[START]

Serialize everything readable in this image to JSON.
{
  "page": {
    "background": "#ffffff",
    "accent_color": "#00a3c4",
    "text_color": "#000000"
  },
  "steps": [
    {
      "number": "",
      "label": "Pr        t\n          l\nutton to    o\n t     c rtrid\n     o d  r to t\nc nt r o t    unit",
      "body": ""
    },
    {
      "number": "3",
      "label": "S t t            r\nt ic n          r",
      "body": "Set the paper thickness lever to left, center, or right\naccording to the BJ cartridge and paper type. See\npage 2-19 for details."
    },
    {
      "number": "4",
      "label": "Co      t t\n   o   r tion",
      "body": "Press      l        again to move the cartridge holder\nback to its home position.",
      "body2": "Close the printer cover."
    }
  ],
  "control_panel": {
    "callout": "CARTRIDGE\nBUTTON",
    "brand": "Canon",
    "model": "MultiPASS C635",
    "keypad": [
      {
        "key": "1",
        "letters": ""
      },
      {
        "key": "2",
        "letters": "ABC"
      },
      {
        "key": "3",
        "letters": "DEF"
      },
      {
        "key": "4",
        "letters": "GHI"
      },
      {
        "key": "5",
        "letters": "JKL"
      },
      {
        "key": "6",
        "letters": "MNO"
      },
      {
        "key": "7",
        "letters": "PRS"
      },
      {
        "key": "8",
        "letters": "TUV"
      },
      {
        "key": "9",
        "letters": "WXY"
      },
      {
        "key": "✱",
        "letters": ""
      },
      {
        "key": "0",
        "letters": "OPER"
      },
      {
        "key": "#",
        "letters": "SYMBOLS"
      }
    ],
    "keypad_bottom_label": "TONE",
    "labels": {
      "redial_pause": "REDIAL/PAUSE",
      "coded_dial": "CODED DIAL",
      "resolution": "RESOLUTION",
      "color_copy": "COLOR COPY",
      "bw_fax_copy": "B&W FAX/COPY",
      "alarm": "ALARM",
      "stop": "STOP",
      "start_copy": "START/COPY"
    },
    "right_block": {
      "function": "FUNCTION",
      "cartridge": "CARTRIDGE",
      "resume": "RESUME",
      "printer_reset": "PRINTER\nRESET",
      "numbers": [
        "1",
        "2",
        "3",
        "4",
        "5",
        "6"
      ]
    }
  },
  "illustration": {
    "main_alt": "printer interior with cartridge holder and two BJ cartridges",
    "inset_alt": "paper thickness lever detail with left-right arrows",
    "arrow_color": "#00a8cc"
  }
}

[END]

**Work to complete:**
Copy out each line of the entries that holds "paper".

**Solution to this task:**
      "body": "Set the paper thickness lever to left, center, or right\naccording to the BJ cartridge and paper type. See\npage 2-19 for details."
    "inset_alt": "paper thickness lever detail with left-right arrows",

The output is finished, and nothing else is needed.